PROBLEM DETAILS:
Print each line of the listing once more, precisely as given.

(Saved entries)
====================
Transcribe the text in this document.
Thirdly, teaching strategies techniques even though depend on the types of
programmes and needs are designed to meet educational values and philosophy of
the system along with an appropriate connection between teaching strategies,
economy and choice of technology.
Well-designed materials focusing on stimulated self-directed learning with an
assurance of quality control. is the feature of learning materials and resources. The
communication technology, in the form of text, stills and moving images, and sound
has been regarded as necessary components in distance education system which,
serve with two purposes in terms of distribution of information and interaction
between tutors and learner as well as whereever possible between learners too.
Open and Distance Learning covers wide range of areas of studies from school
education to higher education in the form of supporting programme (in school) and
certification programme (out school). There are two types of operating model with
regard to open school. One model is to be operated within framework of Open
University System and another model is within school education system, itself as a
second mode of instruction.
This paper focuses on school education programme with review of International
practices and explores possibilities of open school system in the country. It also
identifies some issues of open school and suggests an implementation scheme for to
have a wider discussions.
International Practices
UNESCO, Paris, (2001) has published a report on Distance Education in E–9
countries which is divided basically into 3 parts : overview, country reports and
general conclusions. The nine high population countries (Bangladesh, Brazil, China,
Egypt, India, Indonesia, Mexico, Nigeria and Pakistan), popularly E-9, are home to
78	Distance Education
====================
WRITTEN ANSWER:
Transcribe the text in this document.
Thirdly, teaching strategies techniques even though depend on the types of
programmes and needs are designed to meet educational values and philosophy of
the system along with an appropriate connection between teaching strategies,
economy and choice of technology.
Well-designed materials focusing on stimulated self-directed learning with an
assurance of quality control. is the feature of learning materials and resources. The
communication technology, in the form of text, stills and moving images, and sound
has been regarded as necessary components in distance education system which,
serve with two purposes in terms of distribution of information and interaction
between tutors and learner as well as whereever possible between learners too.
Open and Distance Learning covers wide range of areas of studies from school
education to higher education in the form of supporting programme (in school) and
certification programme (out school). There are two types of operating model with
regard to open school. One model is to be operated within framework of Open
University System and another model is within school education system, itself as a
second mode of instruction.
This paper focuses on school education programme with review of International
practices and explores possibilities of open school system in the country. It also
identifies some issues of open school and suggests an implementation scheme for to
have a wider discussions.
International Practices
UNESCO, Paris, (2001) has published a report on Distance Education in E–9
countries which is divided basically into 3 parts : overview, country reports and
general conclusions. The nine high population countries (Bangladesh, Brazil, China,
Egypt, India, Indonesia, Mexico, Nigeria and Pakistan), popularly E-9, are home to
78	Distance Education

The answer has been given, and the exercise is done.